EXERCÍCIO PROPOSTO A: Diz se cada afirmação está de acordo com o texto sobre o filme de Manoel de Oliveira: (i) o filme parte de uma peça de José Régio; (ii) a ação passa-se em vários lugares, dentro e fora do palácio; (iii) os "egrégios avós" aparecem em pinturas na sala do trono. Responde sim ou não a cada uma e cita as palavras do texto que o decidem.

EXCERTO DA PÁGINA:
Um “louco” que “quis grandeza qual a sorte a não dá”. É assim que Fernando Pessoa descreve El-rei D. Sebastião, o homem que, num laivo de loucura, decidiu compor um exército a partir da fina flor da nobreza portuguesa e embarcar para o Norte de África, numa missão suicida que custou a Portugal o chefe de Estado e, subsequentemente, a independência. Estas palavras serão também as mais apropriadas para descrever o D. Sebastião de Manoel de Oliveira, realizador centenário conhecido pelo uso da Literatura Portuguesa enquanto fonte primária dos seus filmes, e que escolheu a peça El-Rei D.Sebastião, de José Régio, como ponto de partida para a sua longa-metragem O Quinto Império – Ontem como Hoje.
Mantendo-se fiel à estrutura da peça, o ‘Mestre’ faz da palavra a principal condutora da história e mesmo os atores são, por vezes, dramaticamente teatrais no seus modos. Com o mesmo propósito, confina a ação num único espaço, o paço real, sendo que grande parte do tempo é passado nos aposentos do rei. Assim, no seu estilo conhecidamente minimalista, é através de uma câmara por vezes estática, por vezes panorâmica, que seguimos o jovem monarca nas suas passadas inquietas pelo palácio, entre o trono e a capela, onde vai procurar a bênção divina para o seu projeto militar. Se o enredo gira essencialmente em redor das dúvidas, inseguranças e ambições megalómanas de D. Sebastião, ou seja, da sua vida interior, é apenas lógico que a história se esconda ela mesma no interior do palácio, espaço psicológico que é metáfora ideal para a prisão do “Desejado” às suas próprias ânsias e à pressão colocada sobre os seus ombros pelos “egrégios avós”, representados nas estátuas que o olham fixamente na sala do trono.

Registos guardados:

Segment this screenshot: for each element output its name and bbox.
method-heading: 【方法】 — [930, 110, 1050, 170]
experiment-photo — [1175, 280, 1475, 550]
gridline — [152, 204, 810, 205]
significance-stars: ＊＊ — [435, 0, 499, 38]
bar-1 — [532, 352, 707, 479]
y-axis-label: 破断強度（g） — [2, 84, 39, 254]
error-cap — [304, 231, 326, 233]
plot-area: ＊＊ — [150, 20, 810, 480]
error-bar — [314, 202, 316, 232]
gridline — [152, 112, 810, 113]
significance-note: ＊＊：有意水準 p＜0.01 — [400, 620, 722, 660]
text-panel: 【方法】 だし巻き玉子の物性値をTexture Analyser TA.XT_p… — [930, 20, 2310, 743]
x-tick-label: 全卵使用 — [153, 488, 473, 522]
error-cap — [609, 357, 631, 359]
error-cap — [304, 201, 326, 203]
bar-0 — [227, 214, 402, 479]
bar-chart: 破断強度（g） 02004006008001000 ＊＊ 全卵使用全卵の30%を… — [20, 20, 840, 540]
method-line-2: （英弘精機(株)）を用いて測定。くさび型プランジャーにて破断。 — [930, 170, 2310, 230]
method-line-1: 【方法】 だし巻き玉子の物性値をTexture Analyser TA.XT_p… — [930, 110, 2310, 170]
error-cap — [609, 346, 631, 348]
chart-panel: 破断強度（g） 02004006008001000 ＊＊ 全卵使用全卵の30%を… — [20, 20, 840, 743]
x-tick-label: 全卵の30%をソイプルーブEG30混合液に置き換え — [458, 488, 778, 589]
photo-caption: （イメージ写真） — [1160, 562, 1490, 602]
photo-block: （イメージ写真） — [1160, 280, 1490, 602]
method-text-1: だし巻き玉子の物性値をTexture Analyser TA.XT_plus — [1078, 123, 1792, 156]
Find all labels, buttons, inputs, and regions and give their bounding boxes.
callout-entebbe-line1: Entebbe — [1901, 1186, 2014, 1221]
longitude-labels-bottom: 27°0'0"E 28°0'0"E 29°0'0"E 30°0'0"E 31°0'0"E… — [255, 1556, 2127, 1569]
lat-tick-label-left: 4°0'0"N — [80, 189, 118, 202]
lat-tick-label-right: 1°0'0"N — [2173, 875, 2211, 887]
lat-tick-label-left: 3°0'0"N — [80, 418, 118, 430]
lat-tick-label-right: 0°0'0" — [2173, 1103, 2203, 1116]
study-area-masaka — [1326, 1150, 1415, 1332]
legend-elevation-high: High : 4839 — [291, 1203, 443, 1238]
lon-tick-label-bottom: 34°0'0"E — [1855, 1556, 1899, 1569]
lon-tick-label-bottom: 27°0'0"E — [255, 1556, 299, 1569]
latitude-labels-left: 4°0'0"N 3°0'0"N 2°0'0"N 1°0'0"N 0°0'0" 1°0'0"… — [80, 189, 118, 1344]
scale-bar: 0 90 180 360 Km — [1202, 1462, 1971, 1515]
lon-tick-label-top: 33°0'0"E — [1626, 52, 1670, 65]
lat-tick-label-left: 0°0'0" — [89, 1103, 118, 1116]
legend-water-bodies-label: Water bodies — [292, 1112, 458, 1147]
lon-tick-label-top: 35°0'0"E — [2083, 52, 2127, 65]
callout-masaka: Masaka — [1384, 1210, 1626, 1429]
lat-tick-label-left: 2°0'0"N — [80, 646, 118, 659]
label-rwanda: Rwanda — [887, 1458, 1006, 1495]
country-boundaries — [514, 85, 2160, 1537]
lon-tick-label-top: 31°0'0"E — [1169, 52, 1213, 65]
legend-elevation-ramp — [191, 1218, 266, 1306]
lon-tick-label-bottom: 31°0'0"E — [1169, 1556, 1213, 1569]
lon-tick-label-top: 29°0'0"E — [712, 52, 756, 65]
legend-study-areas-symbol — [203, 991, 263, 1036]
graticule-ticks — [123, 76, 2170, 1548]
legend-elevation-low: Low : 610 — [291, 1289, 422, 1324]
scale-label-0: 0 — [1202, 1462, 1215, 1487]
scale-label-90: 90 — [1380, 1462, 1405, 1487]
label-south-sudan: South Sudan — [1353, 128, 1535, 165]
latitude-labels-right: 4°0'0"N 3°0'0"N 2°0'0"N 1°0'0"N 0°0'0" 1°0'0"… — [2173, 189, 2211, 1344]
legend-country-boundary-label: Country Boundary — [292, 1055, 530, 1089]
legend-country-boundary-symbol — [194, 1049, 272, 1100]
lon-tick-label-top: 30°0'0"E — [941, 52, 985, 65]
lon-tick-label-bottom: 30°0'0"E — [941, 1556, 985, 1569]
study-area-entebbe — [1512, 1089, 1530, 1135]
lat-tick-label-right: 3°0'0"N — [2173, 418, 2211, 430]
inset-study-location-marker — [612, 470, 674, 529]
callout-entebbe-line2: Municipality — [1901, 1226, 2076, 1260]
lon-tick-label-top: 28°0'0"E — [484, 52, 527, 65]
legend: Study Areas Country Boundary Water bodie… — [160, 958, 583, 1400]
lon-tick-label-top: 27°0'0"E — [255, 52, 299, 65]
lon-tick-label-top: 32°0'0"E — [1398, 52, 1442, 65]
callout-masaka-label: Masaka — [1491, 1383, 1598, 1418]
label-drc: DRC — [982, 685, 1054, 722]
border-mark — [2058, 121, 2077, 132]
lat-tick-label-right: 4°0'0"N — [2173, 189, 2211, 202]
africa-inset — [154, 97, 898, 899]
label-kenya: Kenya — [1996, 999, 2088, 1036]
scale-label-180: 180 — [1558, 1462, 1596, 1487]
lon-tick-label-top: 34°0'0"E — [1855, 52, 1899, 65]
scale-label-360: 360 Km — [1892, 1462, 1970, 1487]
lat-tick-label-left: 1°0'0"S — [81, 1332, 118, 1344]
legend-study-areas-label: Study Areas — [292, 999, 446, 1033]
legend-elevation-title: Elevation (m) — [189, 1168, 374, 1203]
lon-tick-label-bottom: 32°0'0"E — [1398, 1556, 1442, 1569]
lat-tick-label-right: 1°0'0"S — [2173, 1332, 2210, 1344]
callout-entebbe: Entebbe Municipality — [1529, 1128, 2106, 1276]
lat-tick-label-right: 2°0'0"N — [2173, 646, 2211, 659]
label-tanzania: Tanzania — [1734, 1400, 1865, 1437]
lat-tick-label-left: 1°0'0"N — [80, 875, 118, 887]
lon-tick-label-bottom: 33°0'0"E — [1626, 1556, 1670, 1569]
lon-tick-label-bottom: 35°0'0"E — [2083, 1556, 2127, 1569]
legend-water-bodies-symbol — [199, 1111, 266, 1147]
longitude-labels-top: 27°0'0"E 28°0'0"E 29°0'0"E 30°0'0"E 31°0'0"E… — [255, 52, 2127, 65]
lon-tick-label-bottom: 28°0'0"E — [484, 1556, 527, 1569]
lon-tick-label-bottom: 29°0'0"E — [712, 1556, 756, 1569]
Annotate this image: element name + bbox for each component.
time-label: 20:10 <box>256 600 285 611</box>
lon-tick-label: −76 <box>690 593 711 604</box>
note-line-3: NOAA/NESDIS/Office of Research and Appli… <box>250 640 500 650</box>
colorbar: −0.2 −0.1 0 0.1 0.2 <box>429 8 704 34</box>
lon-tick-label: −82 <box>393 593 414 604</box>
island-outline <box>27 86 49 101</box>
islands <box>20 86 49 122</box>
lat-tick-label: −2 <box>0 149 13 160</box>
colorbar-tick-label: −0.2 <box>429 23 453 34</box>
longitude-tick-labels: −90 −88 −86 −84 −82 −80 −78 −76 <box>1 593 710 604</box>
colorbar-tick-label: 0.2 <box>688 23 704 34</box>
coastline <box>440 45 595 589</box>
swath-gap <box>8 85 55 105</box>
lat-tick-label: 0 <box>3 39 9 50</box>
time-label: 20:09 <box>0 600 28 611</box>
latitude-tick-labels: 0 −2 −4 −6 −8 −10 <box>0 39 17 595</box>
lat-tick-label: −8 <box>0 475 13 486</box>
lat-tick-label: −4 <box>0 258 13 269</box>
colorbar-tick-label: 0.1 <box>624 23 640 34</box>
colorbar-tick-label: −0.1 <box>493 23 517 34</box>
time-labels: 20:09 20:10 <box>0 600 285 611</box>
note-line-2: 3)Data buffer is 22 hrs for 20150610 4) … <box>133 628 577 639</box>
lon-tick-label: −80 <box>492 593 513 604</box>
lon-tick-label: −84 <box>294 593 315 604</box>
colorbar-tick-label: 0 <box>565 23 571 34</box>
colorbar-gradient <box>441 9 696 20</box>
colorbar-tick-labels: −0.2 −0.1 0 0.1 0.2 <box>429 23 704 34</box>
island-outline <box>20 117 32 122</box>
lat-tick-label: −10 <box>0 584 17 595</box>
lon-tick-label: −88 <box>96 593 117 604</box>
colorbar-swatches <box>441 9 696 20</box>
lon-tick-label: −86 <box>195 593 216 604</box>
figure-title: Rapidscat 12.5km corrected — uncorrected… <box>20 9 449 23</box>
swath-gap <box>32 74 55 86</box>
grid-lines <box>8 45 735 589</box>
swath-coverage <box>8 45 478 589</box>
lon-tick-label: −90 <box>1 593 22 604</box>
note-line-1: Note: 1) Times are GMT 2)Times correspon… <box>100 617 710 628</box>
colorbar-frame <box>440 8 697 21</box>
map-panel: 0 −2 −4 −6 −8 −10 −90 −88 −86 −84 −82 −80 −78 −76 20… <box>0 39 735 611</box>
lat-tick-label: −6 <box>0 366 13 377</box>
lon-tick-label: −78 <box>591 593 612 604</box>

EXERCÍCIO PROPOSTO B: Cita tal como estão as linhas dos registos desde a primeira até à linha que contém "method-line-1: 【方法】 だし巻き玉子の物性値をTexture", ambas incluídas.

RESPOSTA COMPLETA A:
(i) Sim: "escolheu a peça El-Rei D.Sebastião, de José Régio, como ponto de partida para a sua longa-metragem"
(ii) Não: "confina a ação num único espaço, o paço real"
(iii) Não: "representados nas estátuas que o olham fixamente na sala do trono"

RESPOSTA COMPLETA B:
Segment this screenshot: for each element output its name and bbox.
method-heading: 【方法】 — [930, 110, 1050, 170]
experiment-photo — [1175, 280, 1475, 550]
gridline — [152, 204, 810, 205]
significance-stars: ＊＊ — [435, 0, 499, 38]
bar-1 — [532, 352, 707, 479]
y-axis-label: 破断強度（g） — [2, 84, 39, 254]
error-cap — [304, 231, 326, 233]
plot-area: ＊＊ — [150, 20, 810, 480]
error-bar — [314, 202, 316, 232]
gridline — [152, 112, 810, 113]
significance-note: ＊＊：有意水準 p＜0.01 — [400, 620, 722, 660]
text-panel: 【方法】 だし巻き玉子の物性値をTexture Analyser TA.XT_p… — [930, 20, 2310, 743]
x-tick-label: 全卵使用 — [153, 488, 473, 522]
error-cap — [609, 357, 631, 359]
error-cap — [304, 201, 326, 203]
bar-0 — [227, 214, 402, 479]
bar-chart: 破断強度（g） 02004006008001000 ＊＊ 全卵使用全卵の30%を… — [20, 20, 840, 540]
method-line-2: （英弘精機(株)）を用いて測定。くさび型プランジャーにて破断。 — [930, 170, 2310, 230]
method-line-1: 【方法】 だし巻き玉子の物性値をTexture Analyser TA.XT_p… — [930, 110, 2310, 170]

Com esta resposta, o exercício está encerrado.